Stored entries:
***
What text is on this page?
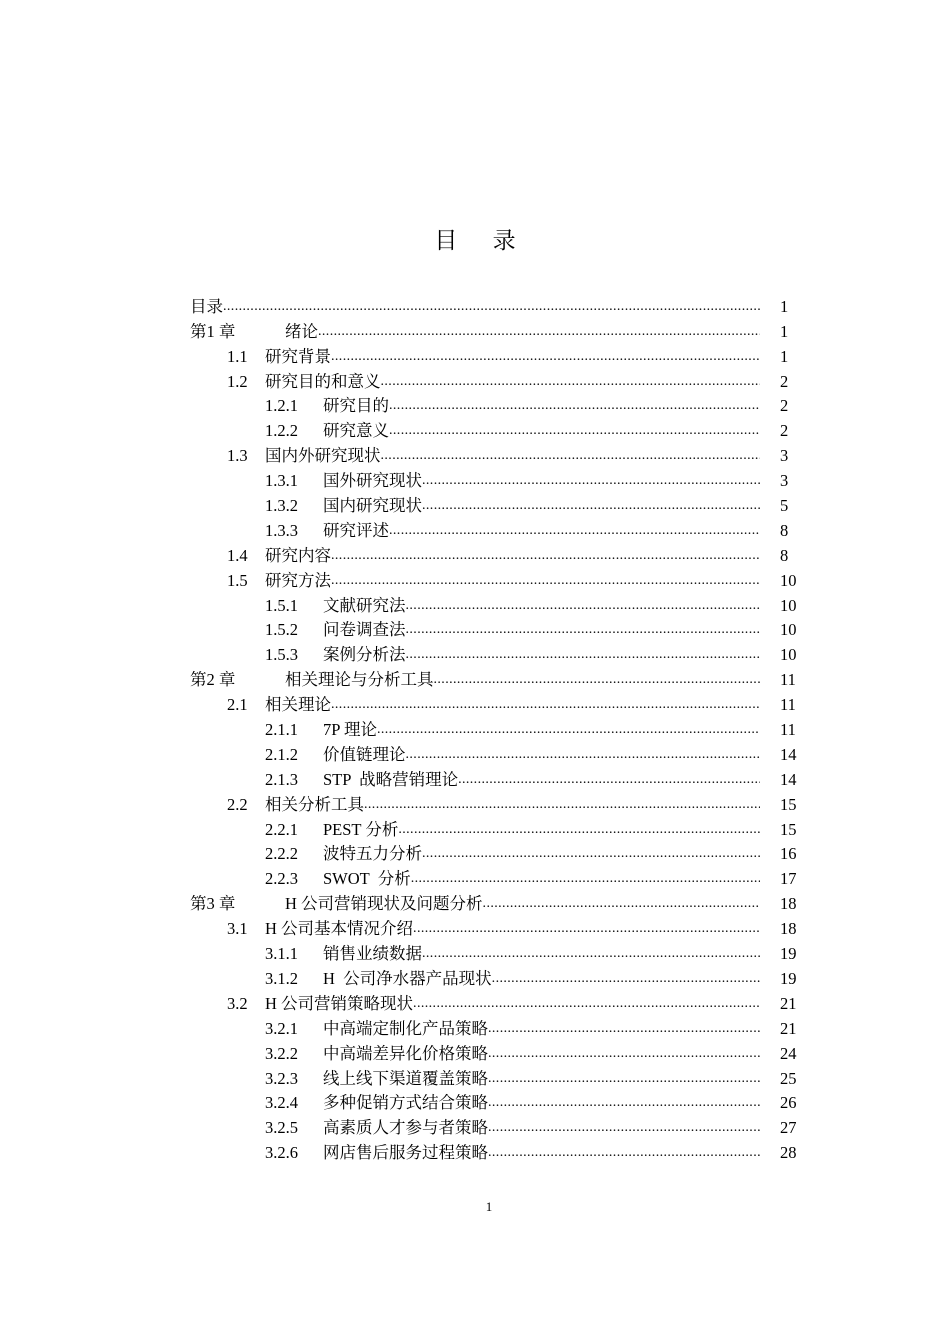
目 录
目录 .....	1
第1 章	绪论 .....	1
1.1	研究背景 .....	1
1.2	研究目的和意义 .....	2
1.2.1	研究目的 .....	2
1.2.2	研究意义 .....	2
1.3	国内外研究现状 .....	3
1.3.1	国外研究现状 .....	3
1.3.2	国内研究现状 .....	5
1.3.3	研究评述 .....	8
1.4	研究内容 .....	8
1.5	研究方法 .....	10
1.5.1	文献研究法 .....	10
1.5.2	问卷调查法 .....	10
1.5.3	案例分析法 .....	10
第2 章	相关理论与分析工具 .....	11
2.1	相关理论 .....	11
2.1.1	7P 理论 .....	11
2.1.2	价值链理论 .....	14
2.1.3	STP  战略营销理论 .....	14
2.2	相关分析工具 .....	15
2.2.1	PEST 分析 .....	15
2.2.2	波特五力分析 .....	16
2.2.3	SWOT  分析 .....	17
第3 章	H 公司营销现状及问题分析 .....	18
3.1	H 公司基本情况介绍 .....	18
3.1.1	销售业绩数据 .....	19
3.1.2	H  公司净水器产品现状 .....	19
3.2	H 公司营销策略现状 .....	21
3.2.1	中高端定制化产品策略 .....	21
3.2.2	中高端差异化价格策略 .....	24
3.2.3	线上线下渠道覆盖策略 .....	25
3.2.4	多种促销方式结合策略 .....	26
3.2.5	高素质人才参与者策略 .....	27
3.2.6	网店售后服务过程策略 .....	28
1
***
Task goal
Without the images, write out each line of the data verbatim.

Completed exercise
What text is on this page?
目 录
目录 .....	1
第1 章	绪论 .....	1
1.1	研究背景 .....	1
1.2	研究目的和意义 .....	2
1.2.1	研究目的 .....	2
1.2.2	研究意义 .....	2
1.3	国内外研究现状 .....	3
1.3.1	国外研究现状 .....	3
1.3.2	国内研究现状 .....	5
1.3.3	研究评述 .....	8
1.4	研究内容 .....	8
1.5	研究方法 .....	10
1.5.1	文献研究法 .....	10
1.5.2	问卷调查法 .....	10
1.5.3	案例分析法 .....	10
第2 章	相关理论与分析工具 .....	11
2.1	相关理论 .....	11
2.1.1	7P 理论 .....	11
2.1.2	价值链理论 .....	14
2.1.3	STP  战略营销理论 .....	14
2.2	相关分析工具 .....	15
2.2.1	PEST 分析 .....	15
2.2.2	波特五力分析 .....	16
2.2.3	SWOT  分析 .....	17
第3 章	H 公司营销现状及问题分析 .....	18
3.1	H 公司基本情况介绍 .....	18
3.1.1	销售业绩数据 .....	19
3.1.2	H  公司净水器产品现状 .....	19
3.2	H 公司营销策略现状 .....	21
3.2.1	中高端定制化产品策略 .....	21
3.2.2	中高端差异化价格策略 .....	24
3.2.3	线上线下渠道覆盖策略 .....	25
3.2.4	多种促销方式结合策略 .....	26
3.2.5	高素质人才参与者策略 .....	27
3.2.6	网店售后服务过程策略 .....	28
1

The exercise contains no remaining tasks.